[Do this]: From the listing below, pull out all lines with "name" in them.

(Extracted records)
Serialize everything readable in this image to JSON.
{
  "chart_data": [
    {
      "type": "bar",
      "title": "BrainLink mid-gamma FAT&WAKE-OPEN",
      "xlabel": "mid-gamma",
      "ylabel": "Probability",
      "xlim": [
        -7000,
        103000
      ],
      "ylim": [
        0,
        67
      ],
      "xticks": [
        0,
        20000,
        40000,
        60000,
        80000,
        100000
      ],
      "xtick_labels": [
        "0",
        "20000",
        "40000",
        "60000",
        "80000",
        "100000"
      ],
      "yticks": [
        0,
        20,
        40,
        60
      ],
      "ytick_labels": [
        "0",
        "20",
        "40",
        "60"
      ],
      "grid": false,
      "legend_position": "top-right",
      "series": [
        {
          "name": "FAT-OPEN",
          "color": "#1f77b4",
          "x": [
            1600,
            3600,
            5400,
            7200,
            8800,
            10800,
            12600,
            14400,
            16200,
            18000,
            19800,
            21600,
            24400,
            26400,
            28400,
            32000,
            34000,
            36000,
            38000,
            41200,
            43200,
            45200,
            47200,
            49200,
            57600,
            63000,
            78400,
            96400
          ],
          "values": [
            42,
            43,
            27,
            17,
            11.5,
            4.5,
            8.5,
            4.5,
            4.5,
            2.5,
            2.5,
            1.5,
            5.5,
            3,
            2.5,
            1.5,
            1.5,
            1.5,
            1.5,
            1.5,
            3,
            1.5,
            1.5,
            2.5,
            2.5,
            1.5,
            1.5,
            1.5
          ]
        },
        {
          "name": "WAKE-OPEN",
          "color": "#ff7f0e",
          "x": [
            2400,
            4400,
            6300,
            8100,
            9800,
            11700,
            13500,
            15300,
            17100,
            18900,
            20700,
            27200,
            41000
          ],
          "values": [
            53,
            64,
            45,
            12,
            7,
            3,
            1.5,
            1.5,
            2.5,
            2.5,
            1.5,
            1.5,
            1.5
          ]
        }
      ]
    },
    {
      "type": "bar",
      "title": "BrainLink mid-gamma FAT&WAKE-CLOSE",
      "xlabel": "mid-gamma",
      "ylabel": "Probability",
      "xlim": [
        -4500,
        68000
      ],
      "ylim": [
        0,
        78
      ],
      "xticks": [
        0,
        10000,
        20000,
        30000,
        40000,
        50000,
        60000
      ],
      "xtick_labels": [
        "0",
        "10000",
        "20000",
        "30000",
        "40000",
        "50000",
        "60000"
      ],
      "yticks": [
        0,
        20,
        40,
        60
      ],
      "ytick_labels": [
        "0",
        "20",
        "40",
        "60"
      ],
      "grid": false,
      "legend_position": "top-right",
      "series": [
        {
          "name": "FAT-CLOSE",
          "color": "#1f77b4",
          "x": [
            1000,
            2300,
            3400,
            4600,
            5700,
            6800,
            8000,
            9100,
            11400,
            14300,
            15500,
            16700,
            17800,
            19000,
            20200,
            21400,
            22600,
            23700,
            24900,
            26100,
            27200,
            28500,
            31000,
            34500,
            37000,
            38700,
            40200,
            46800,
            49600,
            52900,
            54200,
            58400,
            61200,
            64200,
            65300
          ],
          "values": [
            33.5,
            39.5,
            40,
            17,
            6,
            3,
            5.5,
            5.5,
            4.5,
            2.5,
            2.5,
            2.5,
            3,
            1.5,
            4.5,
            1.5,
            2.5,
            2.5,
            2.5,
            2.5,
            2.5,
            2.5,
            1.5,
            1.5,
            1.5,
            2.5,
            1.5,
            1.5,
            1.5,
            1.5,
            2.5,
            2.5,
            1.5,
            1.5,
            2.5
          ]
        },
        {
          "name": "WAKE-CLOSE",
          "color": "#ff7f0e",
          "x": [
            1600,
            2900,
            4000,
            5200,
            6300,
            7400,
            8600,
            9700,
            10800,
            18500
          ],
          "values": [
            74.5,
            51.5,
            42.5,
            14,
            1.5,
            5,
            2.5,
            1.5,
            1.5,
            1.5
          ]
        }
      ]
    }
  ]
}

* * *

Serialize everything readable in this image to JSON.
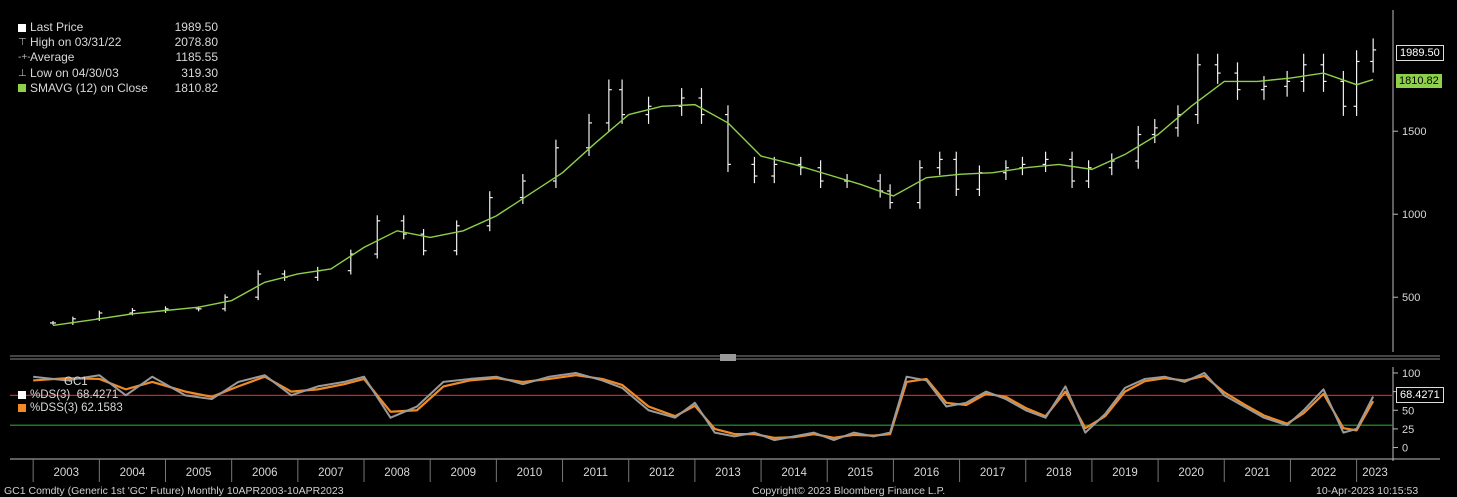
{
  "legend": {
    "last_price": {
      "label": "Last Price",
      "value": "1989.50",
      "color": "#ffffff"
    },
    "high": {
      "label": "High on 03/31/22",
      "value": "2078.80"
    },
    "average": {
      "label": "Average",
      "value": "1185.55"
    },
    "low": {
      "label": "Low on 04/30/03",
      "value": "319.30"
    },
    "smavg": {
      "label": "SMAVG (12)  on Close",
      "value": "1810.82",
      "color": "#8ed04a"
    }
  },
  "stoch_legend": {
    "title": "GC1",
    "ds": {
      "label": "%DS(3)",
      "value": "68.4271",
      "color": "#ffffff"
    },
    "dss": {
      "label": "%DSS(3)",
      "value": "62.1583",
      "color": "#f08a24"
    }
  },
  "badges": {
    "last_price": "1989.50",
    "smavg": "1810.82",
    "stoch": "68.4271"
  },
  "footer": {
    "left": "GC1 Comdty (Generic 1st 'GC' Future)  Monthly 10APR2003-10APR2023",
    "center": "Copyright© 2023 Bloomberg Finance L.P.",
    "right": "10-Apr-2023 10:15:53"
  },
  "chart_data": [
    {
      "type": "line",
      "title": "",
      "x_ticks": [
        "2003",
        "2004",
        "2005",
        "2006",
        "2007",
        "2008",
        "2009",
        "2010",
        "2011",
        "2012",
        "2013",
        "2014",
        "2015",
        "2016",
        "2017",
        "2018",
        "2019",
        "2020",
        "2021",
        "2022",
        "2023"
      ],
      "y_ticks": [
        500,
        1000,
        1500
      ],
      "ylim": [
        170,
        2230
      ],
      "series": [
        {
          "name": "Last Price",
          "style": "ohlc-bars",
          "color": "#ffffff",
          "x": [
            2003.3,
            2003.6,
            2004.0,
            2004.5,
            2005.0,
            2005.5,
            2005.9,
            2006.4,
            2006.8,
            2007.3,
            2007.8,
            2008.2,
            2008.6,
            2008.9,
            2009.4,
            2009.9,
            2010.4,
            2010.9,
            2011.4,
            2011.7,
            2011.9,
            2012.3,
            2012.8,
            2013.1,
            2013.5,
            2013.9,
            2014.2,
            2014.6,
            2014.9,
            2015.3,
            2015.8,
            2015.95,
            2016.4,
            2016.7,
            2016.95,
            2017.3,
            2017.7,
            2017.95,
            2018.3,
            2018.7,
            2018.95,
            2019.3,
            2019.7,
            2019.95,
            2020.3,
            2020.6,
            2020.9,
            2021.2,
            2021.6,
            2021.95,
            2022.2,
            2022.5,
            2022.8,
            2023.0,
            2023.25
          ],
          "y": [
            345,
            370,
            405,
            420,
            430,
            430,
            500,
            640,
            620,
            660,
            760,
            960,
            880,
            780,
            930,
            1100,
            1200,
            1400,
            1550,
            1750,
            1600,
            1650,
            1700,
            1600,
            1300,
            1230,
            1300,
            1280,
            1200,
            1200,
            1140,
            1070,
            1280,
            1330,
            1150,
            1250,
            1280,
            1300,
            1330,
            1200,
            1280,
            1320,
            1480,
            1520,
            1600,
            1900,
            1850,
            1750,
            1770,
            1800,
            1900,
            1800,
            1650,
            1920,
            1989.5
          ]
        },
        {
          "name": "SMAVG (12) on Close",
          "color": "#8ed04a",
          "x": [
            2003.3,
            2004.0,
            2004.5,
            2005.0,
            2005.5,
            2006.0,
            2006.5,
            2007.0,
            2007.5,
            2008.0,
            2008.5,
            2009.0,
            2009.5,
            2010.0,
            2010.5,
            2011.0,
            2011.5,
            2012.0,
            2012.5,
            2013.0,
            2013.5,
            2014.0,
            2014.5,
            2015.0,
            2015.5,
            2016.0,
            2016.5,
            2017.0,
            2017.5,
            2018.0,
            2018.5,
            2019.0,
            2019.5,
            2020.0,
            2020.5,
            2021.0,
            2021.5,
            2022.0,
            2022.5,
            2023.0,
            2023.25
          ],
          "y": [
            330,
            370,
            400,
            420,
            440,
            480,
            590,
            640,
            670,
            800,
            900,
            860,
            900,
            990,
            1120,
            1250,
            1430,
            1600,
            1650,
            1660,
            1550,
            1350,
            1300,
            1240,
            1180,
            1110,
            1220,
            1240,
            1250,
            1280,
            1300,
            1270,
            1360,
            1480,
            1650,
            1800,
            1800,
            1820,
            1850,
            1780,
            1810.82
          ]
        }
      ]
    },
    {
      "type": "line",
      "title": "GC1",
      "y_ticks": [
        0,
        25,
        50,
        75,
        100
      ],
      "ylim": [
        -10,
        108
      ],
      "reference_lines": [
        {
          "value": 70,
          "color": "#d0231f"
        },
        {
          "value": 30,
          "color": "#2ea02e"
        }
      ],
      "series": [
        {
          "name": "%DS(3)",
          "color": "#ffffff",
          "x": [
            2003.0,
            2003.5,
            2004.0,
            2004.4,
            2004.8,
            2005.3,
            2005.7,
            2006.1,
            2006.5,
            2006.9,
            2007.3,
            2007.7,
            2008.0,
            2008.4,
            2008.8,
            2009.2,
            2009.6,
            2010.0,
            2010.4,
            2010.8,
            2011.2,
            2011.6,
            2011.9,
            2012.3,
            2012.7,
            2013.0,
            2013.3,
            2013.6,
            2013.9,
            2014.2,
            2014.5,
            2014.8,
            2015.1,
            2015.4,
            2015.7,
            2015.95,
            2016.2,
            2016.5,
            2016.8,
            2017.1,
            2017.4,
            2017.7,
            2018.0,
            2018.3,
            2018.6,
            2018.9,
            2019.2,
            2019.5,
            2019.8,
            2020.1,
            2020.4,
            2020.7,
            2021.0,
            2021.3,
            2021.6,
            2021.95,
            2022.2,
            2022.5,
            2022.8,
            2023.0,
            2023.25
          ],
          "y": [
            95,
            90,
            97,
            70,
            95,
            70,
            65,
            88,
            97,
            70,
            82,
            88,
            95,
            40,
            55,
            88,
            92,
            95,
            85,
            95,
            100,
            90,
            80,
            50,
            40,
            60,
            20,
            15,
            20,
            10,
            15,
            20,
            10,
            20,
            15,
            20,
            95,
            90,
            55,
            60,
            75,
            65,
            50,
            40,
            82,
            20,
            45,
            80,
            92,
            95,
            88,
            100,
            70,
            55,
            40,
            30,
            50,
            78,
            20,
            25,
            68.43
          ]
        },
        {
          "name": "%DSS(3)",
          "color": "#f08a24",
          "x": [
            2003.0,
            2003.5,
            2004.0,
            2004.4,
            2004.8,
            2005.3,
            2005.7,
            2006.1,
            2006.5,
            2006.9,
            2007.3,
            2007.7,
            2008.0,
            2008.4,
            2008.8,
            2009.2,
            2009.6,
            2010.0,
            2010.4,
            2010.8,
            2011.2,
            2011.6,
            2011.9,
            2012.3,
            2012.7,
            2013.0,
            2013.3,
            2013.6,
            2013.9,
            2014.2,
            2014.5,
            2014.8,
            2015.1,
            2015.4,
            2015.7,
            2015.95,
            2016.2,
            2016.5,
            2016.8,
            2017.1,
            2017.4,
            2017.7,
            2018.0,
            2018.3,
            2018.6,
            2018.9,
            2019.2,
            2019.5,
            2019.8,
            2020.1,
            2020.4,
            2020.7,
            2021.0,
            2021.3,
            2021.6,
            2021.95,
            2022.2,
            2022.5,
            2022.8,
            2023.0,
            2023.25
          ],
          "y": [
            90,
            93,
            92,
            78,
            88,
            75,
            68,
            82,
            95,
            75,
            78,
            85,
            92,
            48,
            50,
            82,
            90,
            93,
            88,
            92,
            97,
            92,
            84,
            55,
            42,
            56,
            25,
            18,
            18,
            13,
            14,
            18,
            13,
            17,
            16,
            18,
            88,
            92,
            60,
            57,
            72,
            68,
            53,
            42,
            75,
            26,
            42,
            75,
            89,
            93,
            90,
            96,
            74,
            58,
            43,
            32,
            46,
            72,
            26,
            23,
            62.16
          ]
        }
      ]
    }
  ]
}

[Written response]:
          "name": "FAT-OPEN",
          "name": "WAKE-OPEN",
          "name": "FAT-CLOSE",
          "name": "WAKE-CLOSE",
          "name": "Last Price",
          "name": "SMAVG (12) on Close",
          "name": "%DS(3)",
          "name": "%DSS(3)",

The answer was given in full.